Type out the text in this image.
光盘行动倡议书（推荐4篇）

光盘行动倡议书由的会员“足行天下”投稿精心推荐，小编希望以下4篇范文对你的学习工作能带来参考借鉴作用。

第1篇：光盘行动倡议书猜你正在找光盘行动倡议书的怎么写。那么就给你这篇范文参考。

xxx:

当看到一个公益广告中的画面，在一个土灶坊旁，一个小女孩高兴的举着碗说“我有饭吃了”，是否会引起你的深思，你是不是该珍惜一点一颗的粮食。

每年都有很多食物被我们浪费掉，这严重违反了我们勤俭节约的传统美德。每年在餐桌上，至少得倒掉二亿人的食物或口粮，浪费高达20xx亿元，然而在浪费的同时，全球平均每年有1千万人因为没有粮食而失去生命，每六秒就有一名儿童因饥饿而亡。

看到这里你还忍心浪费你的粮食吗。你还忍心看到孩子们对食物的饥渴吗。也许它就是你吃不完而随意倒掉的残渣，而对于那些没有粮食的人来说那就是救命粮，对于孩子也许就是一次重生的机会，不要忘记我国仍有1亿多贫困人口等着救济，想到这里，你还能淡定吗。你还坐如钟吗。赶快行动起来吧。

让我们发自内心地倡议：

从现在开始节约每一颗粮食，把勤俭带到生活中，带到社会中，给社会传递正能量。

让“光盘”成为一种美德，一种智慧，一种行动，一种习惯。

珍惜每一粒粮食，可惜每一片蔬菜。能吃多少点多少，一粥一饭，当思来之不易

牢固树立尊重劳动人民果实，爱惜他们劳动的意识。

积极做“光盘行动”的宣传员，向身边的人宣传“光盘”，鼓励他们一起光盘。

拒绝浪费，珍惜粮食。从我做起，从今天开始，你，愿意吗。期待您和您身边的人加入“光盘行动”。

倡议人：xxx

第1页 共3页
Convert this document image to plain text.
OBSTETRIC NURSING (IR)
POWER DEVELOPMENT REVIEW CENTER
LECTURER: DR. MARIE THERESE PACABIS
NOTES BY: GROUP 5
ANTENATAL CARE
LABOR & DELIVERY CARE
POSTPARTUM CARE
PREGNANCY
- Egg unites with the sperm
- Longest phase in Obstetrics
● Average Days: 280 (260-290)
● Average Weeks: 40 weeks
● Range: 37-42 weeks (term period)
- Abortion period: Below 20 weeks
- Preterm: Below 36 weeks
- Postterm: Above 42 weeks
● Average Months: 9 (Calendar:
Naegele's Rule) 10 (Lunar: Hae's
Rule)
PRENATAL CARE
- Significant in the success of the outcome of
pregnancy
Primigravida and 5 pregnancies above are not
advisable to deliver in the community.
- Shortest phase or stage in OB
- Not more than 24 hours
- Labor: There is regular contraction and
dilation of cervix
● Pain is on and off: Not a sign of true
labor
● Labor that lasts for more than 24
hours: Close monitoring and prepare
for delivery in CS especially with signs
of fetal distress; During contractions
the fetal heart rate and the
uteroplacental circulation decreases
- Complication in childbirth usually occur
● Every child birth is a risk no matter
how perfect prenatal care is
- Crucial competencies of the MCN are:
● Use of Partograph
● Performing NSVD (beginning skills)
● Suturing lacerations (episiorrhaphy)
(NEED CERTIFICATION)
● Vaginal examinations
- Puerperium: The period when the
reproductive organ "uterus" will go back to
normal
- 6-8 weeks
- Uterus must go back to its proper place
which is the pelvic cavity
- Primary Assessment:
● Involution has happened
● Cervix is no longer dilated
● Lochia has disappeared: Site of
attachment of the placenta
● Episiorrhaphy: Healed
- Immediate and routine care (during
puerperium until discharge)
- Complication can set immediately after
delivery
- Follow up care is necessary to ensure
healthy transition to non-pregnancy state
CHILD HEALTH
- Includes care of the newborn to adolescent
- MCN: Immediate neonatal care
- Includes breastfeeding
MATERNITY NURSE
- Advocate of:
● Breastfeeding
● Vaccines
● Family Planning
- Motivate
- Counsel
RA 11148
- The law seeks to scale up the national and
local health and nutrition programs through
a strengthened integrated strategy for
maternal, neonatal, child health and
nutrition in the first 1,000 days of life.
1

■ ■ ■ ■

_OBJECTIVE:_
Restate each record word for word.

_OUTPUT OF THE EXERCISE:_
Type out the text in this image.
光盘行动倡议书（推荐4篇）

光盘行动倡议书由的会员“足行天下”投稿精心推荐，小编希望以下4篇范文对你的学习工作能带来参考借鉴作用。

第1篇：光盘行动倡议书猜你正在找光盘行动倡议书的怎么写。那么就给你这篇范文参考。

xxx:

当看到一个公益广告中的画面，在一个土灶坊旁，一个小女孩高兴的举着碗说“我有饭吃了”，是否会引起你的深思，你是不是该珍惜一点一颗的粮食。

每年都有很多食物被我们浪费掉，这严重违反了我们勤俭节约的传统美德。每年在餐桌上，至少得倒掉二亿人的食物或口粮，浪费高达20xx亿元，然而在浪费的同时，全球平均每年有1千万人因为没有粮食而失去生命，每六秒就有一名儿童因饥饿而亡。

看到这里你还忍心浪费你的粮食吗。你还忍心看到孩子们对食物的饥渴吗。也许它就是你吃不完而随意倒掉的残渣，而对于那些没有粮食的人来说那就是救命粮，对于孩子也许就是一次重生的机会，不要忘记我国仍有1亿多贫困人口等着救济，想到这里，你还能淡定吗。你还坐如钟吗。赶快行动起来吧。

让我们发自内心地倡议：

从现在开始节约每一颗粮食，把勤俭带到生活中，带到社会中，给社会传递正能量。

让“光盘”成为一种美德，一种智慧，一种行动，一种习惯。

珍惜每一粒粮食，可惜每一片蔬菜。能吃多少点多少，一粥一饭，当思来之不易

牢固树立尊重劳动人民果实，爱惜他们劳动的意识。

积极做“光盘行动”的宣传员，向身边的人宣传“光盘”，鼓励他们一起光盘。

拒绝浪费，珍惜粮食。从我做起，从今天开始，你，愿意吗。期待您和您身边的人加入“光盘行动”。

倡议人：xxx

第1页 共3页
Convert this document image to plain text.
OBSTETRIC NURSING (IR)
POWER DEVELOPMENT REVIEW CENTER
LECTURER: DR. MARIE THERESE PACABIS
NOTES BY: GROUP 5
ANTENATAL CARE
LABOR & DELIVERY CARE
POSTPARTUM CARE
PREGNANCY
- Egg unites with the sperm
- Longest phase in Obstetrics
● Average Days: 280 (260-290)
● Average Weeks: 40 weeks
● Range: 37-42 weeks (term period)
- Abortion period: Below 20 weeks
- Preterm: Below 36 weeks
- Postterm: Above 42 weeks
● Average Months: 9 (Calendar:
Naegele's Rule) 10 (Lunar: Hae's
Rule)
PRENATAL CARE
- Significant in the success of the outcome of
pregnancy
Primigravida and 5 pregnancies above are not
advisable to deliver in the community.
- Shortest phase or stage in OB
- Not more than 24 hours
- Labor: There is regular contraction and
dilation of cervix
● Pain is on and off: Not a sign of true
labor
● Labor that lasts for more than 24
hours: Close monitoring and prepare
for delivery in CS especially with signs
of fetal distress; During contractions
the fetal heart rate and the
uteroplacental circulation decreases
- Complication in childbirth usually occur
● Every child birth is a risk no matter
how perfect prenatal care is
- Crucial competencies of the MCN are:
● Use of Partograph
● Performing NSVD (beginning skills)
● Suturing lacerations (episiorrhaphy)
(NEED CERTIFICATION)
● Vaginal examinations
- Puerperium: The period when the
reproductive organ "uterus" will go back to
normal
- 6-8 weeks
- Uterus must go back to its proper place
which is the pelvic cavity
- Primary Assessment:
● Involution has happened
● Cervix is no longer dilated
● Lochia has disappeared: Site of
attachment of the placenta
● Episiorrhaphy: Healed
- Immediate and routine care (during
puerperium until discharge)
- Complication can set immediately after
delivery
- Follow up care is necessary to ensure
healthy transition to non-pregnancy state
CHILD HEALTH
- Includes care of the newborn to adolescent
- MCN: Immediate neonatal care
- Includes breastfeeding
MATERNITY NURSE
- Advocate of:
● Breastfeeding
● Vaccines
● Family Planning
- Motivate
- Counsel
RA 11148
- The law seeks to scale up the national and
local health and nutrition programs through
a strengthened integrated strategy for
maternal, neonatal, child health and
nutrition in the first 1,000 days of life.
1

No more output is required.